What you have to do
Repeat the entire listing exactly.

═════ Records

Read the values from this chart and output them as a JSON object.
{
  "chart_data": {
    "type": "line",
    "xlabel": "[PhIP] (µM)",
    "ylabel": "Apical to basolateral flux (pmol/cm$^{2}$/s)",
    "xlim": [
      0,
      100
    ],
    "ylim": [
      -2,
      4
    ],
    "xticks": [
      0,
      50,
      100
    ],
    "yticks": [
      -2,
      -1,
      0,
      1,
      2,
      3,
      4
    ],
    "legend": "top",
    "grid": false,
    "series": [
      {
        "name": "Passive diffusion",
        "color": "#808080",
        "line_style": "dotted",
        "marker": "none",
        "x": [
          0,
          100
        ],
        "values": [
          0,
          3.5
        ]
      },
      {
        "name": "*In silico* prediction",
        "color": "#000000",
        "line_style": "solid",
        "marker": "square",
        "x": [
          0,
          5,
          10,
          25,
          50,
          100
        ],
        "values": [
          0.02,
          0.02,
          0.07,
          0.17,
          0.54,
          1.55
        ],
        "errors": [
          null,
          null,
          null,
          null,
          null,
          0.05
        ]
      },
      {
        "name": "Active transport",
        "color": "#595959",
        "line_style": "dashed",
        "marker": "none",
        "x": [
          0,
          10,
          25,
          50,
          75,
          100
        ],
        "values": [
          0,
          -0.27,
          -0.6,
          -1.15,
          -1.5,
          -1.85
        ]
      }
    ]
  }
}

══════════

Solution below
Read the values from this chart and output them as a JSON object.
{
  "chart_data": {
    "type": "line",
    "xlabel": "[PhIP] (µM)",
    "ylabel": "Apical to basolateral flux (pmol/cm$^{2}$/s)",
    "xlim": [
      0,
      100
    ],
    "ylim": [
      -2,
      4
    ],
    "xticks": [
      0,
      50,
      100
    ],
    "yticks": [
      -2,
      -1,
      0,
      1,
      2,
      3,
      4
    ],
    "legend": "top",
    "grid": false,
    "series": [
      {
        "name": "Passive diffusion",
        "color": "#808080",
        "line_style": "dotted",
        "marker": "none",
        "x": [
          0,
          100
        ],
        "values": [
          0,
          3.5
        ]
      },
      {
        "name": "*In silico* prediction",
        "color": "#000000",
        "line_style": "solid",
        "marker": "square",
        "x": [
          0,
          5,
          10,
          25,
          50,
          100
        ],
        "values": [
          0.02,
          0.02,
          0.07,
          0.17,
          0.54,
          1.55
        ],
        "errors": [
          null,
          null,
          null,
          null,
          null,
          0.05
        ]
      },
      {
        "name": "Active transport",
        "color": "#595959",
        "line_style": "dashed",
        "marker": "none",
        "x": [
          0,
          10,
          25,
          50,
          75,
          100
        ],
        "values": [
          0,
          -0.27,
          -0.6,
          -1.15,
          -1.5,
          -1.85
        ]
      }
    ]
  }
}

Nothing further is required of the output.